## Given instruction
Give only a count of the lines that include the string "khai".

## Start

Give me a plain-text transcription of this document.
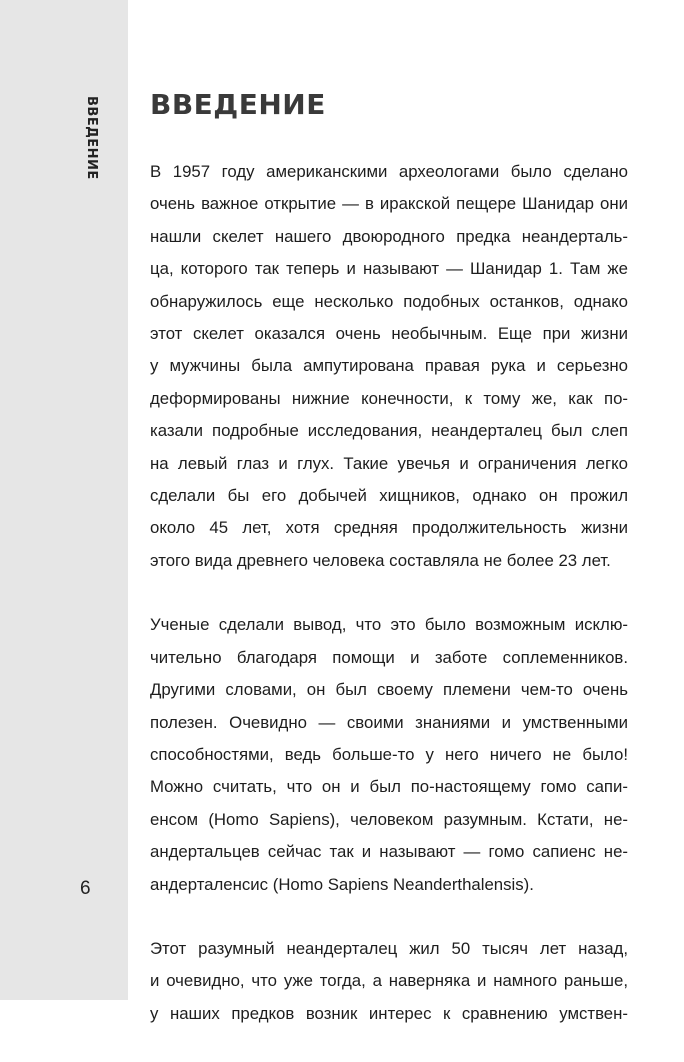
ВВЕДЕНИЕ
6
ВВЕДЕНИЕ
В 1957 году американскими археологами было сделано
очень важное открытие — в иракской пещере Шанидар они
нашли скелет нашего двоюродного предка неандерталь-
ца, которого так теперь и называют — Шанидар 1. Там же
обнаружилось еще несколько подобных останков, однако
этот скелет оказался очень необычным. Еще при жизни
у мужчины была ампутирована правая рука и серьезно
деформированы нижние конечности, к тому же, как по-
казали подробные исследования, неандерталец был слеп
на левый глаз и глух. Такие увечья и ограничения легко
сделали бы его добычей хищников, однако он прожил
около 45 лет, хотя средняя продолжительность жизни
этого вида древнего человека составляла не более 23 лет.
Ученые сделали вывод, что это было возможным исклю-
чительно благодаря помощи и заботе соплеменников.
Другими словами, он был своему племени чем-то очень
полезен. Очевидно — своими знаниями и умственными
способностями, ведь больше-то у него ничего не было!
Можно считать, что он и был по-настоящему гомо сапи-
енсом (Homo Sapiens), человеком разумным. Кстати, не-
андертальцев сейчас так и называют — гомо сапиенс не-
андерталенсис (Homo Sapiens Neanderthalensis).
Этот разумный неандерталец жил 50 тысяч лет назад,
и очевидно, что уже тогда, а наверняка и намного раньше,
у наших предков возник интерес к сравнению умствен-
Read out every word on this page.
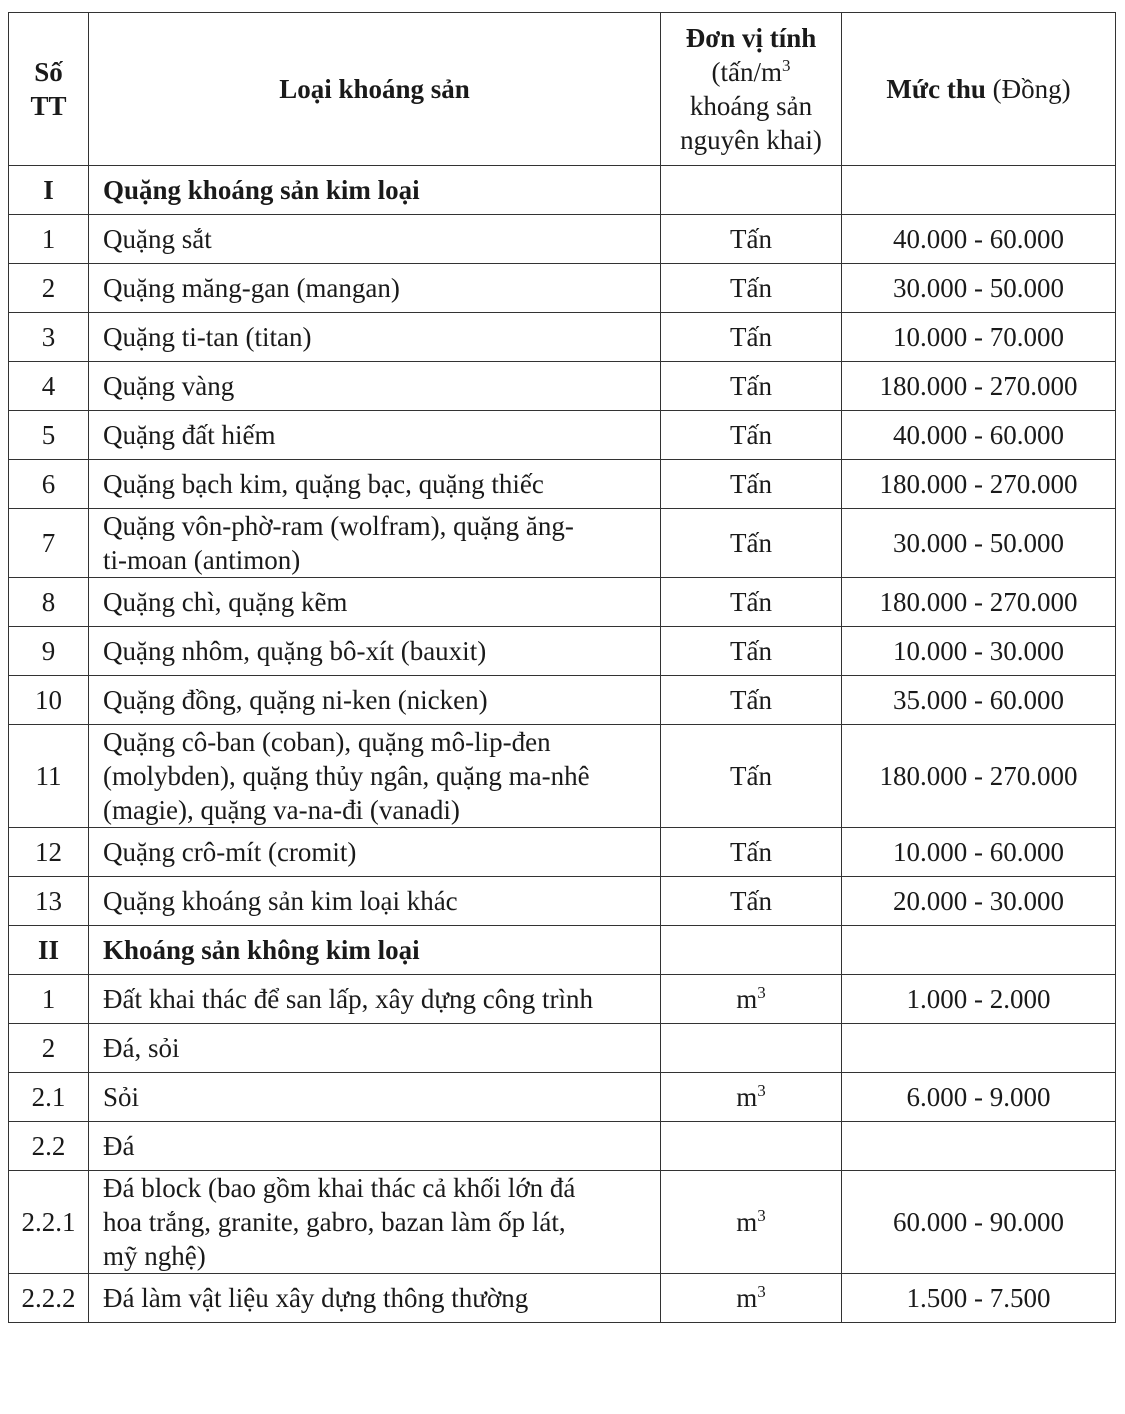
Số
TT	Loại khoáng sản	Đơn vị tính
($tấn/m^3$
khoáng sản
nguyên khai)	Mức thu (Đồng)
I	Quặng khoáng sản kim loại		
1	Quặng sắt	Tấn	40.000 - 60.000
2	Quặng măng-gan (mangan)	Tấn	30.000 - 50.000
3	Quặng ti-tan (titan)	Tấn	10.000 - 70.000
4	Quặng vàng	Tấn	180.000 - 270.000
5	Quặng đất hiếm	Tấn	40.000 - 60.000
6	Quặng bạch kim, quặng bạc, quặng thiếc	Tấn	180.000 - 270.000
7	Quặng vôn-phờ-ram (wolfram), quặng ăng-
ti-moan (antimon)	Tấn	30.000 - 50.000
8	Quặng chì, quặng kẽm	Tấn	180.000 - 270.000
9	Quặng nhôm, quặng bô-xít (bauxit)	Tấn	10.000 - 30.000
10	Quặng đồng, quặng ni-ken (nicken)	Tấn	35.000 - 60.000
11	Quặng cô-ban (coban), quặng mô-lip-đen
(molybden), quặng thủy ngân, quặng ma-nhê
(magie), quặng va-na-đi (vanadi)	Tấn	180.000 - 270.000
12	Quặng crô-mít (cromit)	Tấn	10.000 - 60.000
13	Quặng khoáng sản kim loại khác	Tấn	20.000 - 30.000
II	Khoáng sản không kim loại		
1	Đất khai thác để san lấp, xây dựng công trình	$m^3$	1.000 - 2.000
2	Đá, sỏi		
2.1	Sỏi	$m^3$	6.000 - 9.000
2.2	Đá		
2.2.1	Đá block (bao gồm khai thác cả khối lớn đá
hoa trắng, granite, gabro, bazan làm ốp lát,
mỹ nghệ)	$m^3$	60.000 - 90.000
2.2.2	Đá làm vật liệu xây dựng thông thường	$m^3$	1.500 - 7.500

## End
## Start

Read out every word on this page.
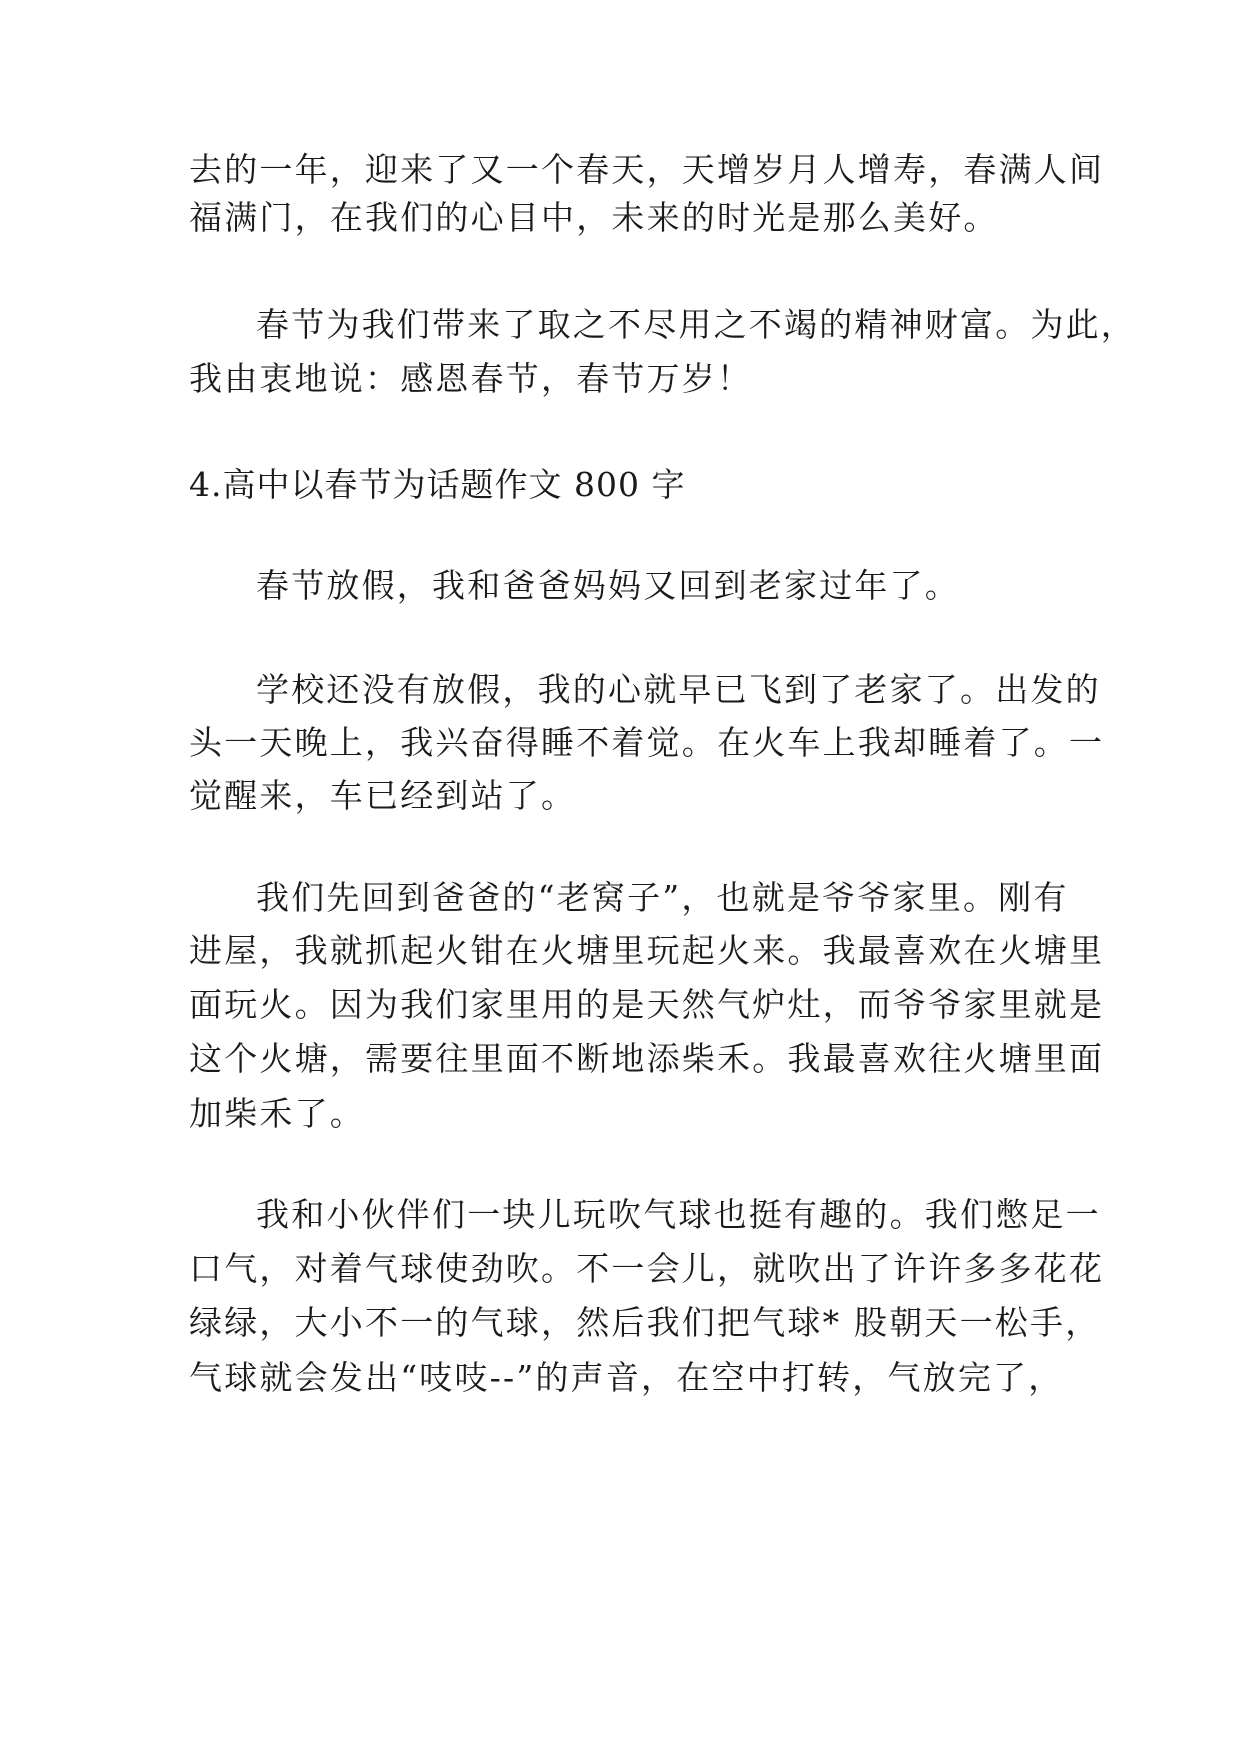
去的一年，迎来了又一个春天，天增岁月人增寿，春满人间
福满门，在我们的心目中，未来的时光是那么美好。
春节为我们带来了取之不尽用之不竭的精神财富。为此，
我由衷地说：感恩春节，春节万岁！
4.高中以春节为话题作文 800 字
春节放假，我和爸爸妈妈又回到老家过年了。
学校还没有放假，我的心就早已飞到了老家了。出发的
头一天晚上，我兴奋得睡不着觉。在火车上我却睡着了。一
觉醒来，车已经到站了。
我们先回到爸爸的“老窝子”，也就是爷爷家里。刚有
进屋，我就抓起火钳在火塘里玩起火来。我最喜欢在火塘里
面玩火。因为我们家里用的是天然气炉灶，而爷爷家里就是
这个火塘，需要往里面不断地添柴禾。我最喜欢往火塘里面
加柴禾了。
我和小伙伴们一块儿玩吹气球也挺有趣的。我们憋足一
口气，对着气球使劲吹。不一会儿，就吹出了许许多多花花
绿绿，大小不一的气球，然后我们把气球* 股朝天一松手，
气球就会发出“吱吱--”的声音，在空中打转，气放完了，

## End

## Solved exercise
3